Stored records:
┌──

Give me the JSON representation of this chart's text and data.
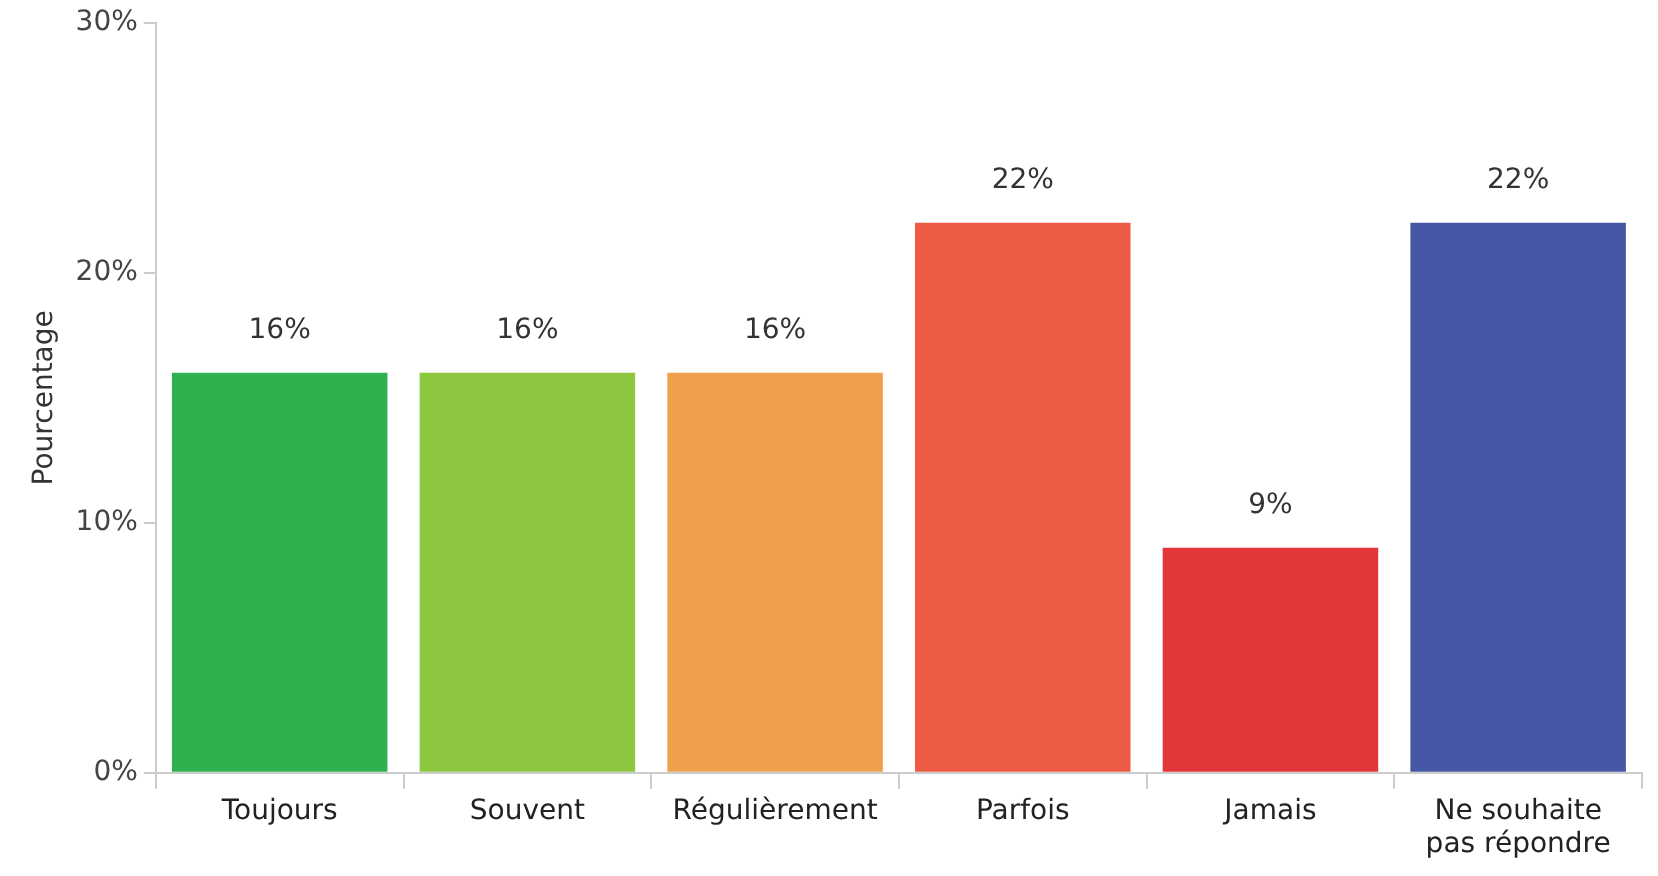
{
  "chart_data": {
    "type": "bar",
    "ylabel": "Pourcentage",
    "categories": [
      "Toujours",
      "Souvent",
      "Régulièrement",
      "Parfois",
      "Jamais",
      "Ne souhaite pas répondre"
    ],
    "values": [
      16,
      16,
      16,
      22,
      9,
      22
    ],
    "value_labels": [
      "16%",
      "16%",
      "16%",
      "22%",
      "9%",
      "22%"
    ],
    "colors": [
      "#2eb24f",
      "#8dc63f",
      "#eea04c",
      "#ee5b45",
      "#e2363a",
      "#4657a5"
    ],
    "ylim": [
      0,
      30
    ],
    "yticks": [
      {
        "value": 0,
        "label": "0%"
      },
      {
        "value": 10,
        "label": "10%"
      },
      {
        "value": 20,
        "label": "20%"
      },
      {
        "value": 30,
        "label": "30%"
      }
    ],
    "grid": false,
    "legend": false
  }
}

└──

Brief: Quote the material exactly. Pictures stay out.

Reply to the task:
Give me the JSON representation of this chart's text and data.
{
  "chart_data": {
    "type": "bar",
    "ylabel": "Pourcentage",
    "categories": [
      "Toujours",
      "Souvent",
      "Régulièrement",
      "Parfois",
      "Jamais",
      "Ne souhaite pas répondre"
    ],
    "values": [
      16,
      16,
      16,
      22,
      9,
      22
    ],
    "value_labels": [
      "16%",
      "16%",
      "16%",
      "22%",
      "9%",
      "22%"
    ],
    "colors": [
      "#2eb24f",
      "#8dc63f",
      "#eea04c",
      "#ee5b45",
      "#e2363a",
      "#4657a5"
    ],
    "ylim": [
      0,
      30
    ],
    "yticks": [
      {
        "value": 0,
        "label": "0%"
      },
      {
        "value": 10,
        "label": "10%"
      },
      {
        "value": 20,
        "label": "20%"
      },
      {
        "value": 30,
        "label": "30%"
      }
    ],
    "grid": false,
    "legend": false
  }
}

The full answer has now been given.